ENUNCIADO DA TAREFA
Indique se cada afirmação abaixo está de acordo com o excerto, respondendo sim ou não e citando as palavras exatas do excerto que decidem a resposta.
1. A citação de Teixeira de Pascoaes vem da página 173 de O Pobre Tolo.
2. A tradução de Três Mulheres, de Sylvia Plath, foi publicada no Porto.
3. No poema de Eugénio de Andrade, a relação provável apontada é entre a palmeira e o mar.

----- EXCERTO -----

Monday, December 29, 2008

A PARTE DA FORÇA

"O delírio é um anjo embriagado. Bebe até cair; bebe até cair das nuvens. Foi a desgraça de Satã"


Teixeira de Pascoaes, O Pobre Tolo, Lisboa: Bertrand, 1973, p. 173.

Saturday, December 27, 2008

VISTA DE SERRÚBIA

"Estou aqui sentado - ali o mar,
as palmeiras.
O leite fresco, o pão na mesa.
O gesto sempre igual
da luz, o mesmo olhar da ave.
Existe uma secreta harmonia
entre a luz e o mar,
a mesma provavelmente
entre a palmeira e a ave,
o leite e o pão.
E com a palavra, o seu
voo a prumo,
com a palavra qual é a relação?"


Eugénio de Andrade, "O Sal da Língua" in Poesia, 2ª ed., Porto, Fundação Eugénio de Andrade, 2005, pp 514-515.

Friday, December 26, 2008

I AM SLOW AS THE WORLD


"Possuo a lentidão do mundo. Espero pacientemente
Que o meu tempo se escoe, o sol e as estrelas observando-me atentamente.
A preocupação da lua é mais íntima:
Passa e volta a passar luminosa como uma enfermeira.
Será que lamenta o que está prestes a acontecer? Não me parece.
É apenas o espanto perante a fertilidade."


Sylvia Plath, Três Mulheres, trad. Ana Gabriela Macedo. Lisboa: Relógio D'Água, 2004, p. 19.

Wednesday, December 24, 2008

MIRABILMENTE IL TEMPO SI DISPLIEGA

"(...)
Não bastará um Natal inteiro
para trocarmos as fábulas mais suaves:
as túnicas de urtiga, os sete mares,
a dança sobre as espadas.

«Admiravelmente o tempo se desprega...»
reconduzirá no tempo esse mínimo
escorrer, uma mulher, um átomo de fogo:
nós que vivemos sem fim."

----- LINHAS DO CONJUNTO -----

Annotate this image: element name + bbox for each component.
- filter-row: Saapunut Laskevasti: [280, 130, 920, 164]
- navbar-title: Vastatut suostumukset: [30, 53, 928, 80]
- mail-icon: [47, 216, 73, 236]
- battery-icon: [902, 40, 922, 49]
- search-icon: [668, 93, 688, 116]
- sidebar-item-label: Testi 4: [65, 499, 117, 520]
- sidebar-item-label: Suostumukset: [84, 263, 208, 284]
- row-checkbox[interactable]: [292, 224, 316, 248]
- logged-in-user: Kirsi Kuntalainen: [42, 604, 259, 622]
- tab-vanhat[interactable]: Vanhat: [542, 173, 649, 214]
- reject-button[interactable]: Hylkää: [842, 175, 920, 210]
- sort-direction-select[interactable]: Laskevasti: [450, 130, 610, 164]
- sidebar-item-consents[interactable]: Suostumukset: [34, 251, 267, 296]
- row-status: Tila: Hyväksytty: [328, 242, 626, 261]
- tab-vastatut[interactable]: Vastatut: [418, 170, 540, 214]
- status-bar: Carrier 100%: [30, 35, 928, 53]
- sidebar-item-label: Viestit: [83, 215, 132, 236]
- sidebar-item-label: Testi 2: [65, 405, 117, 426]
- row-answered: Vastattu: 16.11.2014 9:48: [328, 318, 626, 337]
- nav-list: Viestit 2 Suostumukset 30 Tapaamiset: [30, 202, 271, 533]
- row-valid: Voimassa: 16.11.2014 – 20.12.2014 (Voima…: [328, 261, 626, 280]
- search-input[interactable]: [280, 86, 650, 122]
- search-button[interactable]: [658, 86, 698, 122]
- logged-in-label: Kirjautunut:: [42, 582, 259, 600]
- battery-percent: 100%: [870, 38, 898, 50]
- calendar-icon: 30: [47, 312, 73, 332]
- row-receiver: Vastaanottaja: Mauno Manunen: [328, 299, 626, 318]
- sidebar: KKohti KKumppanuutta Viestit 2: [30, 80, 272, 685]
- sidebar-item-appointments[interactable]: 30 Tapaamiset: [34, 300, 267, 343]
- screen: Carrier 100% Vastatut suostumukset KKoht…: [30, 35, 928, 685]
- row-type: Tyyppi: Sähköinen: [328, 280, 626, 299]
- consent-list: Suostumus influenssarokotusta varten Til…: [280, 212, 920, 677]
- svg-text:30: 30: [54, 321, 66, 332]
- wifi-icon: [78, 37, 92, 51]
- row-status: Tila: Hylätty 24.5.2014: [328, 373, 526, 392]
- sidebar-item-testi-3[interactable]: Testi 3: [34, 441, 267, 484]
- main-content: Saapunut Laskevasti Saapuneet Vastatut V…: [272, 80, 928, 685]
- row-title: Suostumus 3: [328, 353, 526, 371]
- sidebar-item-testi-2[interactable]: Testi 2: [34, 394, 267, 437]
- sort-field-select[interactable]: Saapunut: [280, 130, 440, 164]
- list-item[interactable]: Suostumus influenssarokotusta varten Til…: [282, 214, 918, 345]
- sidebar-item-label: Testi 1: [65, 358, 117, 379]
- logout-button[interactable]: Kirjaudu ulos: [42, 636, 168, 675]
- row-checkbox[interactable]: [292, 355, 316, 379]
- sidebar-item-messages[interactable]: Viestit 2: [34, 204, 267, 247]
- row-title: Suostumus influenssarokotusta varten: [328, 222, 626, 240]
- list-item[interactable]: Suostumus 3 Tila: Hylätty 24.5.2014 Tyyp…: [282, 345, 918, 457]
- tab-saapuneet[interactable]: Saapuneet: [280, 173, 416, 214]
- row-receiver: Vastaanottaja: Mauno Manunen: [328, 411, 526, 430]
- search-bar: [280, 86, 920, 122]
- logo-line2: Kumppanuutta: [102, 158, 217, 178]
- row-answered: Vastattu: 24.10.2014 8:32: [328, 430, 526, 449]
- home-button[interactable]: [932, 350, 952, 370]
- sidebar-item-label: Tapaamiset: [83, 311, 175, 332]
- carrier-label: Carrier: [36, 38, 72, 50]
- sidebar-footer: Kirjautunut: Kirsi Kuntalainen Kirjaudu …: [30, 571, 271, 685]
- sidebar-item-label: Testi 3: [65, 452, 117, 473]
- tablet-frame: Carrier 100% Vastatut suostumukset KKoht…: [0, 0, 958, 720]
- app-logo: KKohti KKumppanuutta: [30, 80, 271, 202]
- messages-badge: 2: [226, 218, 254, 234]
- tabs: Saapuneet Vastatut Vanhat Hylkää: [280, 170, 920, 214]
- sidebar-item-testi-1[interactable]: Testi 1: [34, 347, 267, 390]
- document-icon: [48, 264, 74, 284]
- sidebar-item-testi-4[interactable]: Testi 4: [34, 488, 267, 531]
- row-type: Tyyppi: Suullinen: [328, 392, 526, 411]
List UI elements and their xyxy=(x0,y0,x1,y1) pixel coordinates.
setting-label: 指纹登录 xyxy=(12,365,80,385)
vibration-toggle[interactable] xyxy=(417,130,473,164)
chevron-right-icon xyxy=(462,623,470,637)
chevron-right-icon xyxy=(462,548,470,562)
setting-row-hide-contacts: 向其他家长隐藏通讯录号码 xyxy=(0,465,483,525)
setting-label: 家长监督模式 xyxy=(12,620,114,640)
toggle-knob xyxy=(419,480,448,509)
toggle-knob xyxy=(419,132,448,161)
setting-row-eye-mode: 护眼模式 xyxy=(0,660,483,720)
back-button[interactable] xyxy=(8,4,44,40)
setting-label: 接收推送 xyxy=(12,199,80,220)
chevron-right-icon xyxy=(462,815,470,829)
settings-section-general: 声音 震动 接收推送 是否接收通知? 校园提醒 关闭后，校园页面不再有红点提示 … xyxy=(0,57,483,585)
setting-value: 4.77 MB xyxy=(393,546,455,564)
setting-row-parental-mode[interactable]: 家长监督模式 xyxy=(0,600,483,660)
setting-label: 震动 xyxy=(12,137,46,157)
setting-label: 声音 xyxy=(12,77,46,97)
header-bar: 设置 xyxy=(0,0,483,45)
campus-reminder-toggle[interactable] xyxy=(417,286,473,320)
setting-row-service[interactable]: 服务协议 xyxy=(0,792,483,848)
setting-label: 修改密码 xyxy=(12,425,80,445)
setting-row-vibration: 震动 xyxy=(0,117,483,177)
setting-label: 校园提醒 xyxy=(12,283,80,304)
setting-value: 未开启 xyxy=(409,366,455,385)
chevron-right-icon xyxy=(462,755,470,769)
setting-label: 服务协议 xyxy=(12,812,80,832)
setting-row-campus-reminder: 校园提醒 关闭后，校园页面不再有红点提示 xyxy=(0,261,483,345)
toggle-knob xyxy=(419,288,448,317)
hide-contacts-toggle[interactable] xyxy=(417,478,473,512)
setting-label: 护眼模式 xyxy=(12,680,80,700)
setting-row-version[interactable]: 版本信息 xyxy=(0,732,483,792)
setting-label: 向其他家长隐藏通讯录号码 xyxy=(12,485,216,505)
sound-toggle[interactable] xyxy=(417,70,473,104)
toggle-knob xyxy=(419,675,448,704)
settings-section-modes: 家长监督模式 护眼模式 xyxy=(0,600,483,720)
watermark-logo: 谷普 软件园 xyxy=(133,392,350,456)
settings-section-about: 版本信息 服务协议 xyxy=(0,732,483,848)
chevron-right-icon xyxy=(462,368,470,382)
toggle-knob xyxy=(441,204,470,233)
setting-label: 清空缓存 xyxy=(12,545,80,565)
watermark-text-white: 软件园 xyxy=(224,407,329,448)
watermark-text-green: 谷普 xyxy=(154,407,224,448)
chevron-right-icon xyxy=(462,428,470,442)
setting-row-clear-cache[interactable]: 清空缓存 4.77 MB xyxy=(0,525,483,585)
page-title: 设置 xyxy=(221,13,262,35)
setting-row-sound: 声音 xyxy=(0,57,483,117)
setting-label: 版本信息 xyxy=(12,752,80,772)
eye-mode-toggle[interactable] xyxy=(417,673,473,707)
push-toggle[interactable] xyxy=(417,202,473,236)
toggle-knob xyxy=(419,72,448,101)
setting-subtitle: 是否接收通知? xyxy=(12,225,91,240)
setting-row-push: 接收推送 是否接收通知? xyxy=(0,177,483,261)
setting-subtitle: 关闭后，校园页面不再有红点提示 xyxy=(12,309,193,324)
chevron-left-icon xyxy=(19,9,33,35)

-----

RESPOSTA DA TAREFA
1. Sim: "O Pobre Tolo, Lisboa: Bertrand, 1973, p. 173."
2. Não: "Lisboa: Relógio D'Água, 2004"
3. Não: "entre a palmeira e a ave"